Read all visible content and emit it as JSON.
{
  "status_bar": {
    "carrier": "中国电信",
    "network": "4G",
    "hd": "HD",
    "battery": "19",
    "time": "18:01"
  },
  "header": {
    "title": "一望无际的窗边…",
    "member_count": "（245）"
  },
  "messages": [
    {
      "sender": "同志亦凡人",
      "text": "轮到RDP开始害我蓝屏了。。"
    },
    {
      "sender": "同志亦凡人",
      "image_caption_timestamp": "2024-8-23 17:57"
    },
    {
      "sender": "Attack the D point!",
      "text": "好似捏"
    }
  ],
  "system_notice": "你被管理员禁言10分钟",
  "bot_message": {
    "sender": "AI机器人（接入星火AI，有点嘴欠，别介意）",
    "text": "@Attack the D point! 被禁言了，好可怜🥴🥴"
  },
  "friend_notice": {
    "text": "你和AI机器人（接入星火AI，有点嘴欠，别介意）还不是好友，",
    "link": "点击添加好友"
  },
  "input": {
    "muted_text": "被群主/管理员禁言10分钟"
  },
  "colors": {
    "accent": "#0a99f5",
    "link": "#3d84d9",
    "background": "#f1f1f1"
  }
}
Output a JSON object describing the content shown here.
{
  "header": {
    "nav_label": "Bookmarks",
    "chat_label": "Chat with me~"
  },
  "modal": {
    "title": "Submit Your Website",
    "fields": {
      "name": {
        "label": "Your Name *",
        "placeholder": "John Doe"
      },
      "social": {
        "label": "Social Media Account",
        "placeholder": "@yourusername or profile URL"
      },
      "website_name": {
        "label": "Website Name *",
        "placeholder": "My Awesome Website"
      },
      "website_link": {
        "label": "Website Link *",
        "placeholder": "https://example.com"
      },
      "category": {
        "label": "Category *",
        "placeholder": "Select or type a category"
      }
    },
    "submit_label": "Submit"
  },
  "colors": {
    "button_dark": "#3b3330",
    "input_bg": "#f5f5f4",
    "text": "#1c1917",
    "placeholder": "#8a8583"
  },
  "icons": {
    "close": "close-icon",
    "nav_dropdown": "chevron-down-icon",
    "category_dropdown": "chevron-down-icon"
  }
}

What you need to do: Show every line above in which the word "down" occurs.

Right answer:
    "nav_dropdown": "chevron-down-icon",
    "category_dropdown": "chevron-down-icon"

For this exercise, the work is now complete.